Work instructions:
Copy every line from the material below that holds "wall".

Input data:
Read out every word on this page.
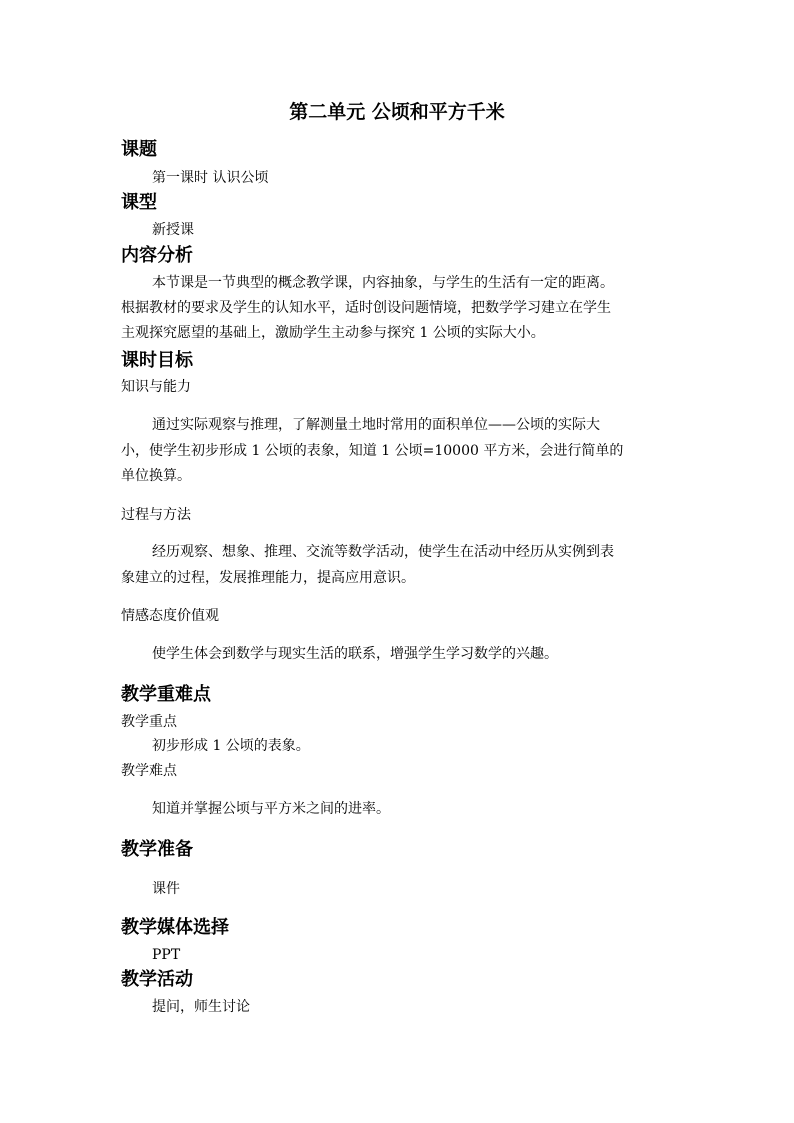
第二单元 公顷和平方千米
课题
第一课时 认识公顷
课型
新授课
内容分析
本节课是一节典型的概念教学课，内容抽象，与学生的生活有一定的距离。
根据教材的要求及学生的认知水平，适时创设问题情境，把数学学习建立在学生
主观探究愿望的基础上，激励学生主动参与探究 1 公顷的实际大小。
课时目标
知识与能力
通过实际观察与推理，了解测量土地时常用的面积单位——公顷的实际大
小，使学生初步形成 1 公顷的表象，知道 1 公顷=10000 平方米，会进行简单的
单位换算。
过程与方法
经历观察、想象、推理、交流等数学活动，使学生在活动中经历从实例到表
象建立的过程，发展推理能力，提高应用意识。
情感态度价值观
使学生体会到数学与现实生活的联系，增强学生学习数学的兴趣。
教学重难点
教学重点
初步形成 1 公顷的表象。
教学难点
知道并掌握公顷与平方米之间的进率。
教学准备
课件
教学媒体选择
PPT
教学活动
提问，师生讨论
--
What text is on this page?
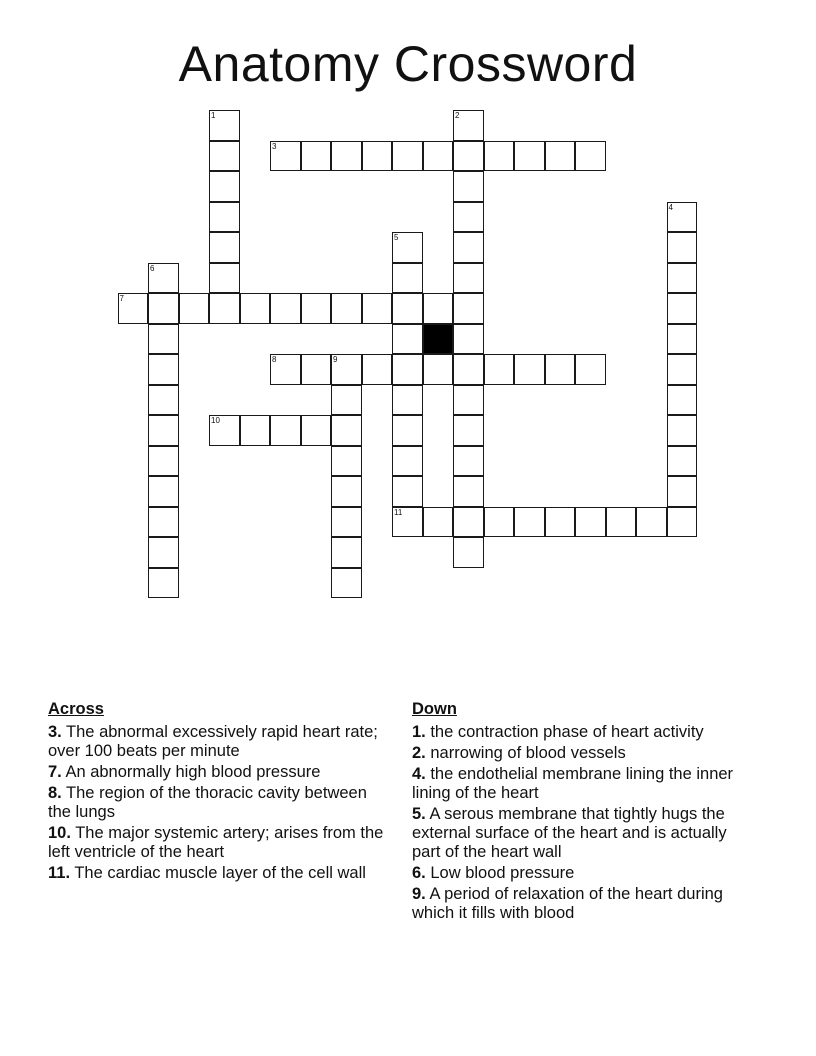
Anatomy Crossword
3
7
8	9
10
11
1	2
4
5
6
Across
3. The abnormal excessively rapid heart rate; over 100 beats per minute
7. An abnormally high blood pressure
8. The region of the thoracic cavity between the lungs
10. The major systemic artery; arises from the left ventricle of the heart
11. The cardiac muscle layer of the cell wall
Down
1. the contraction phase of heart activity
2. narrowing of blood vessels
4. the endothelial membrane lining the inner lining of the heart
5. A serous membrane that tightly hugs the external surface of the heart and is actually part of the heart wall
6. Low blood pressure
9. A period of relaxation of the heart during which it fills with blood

Answer to the exercise:
11. The cardiac muscle layer of the cell wall
5. A serous membrane that tightly hugs the external surface of the heart and is actually part of the heart wall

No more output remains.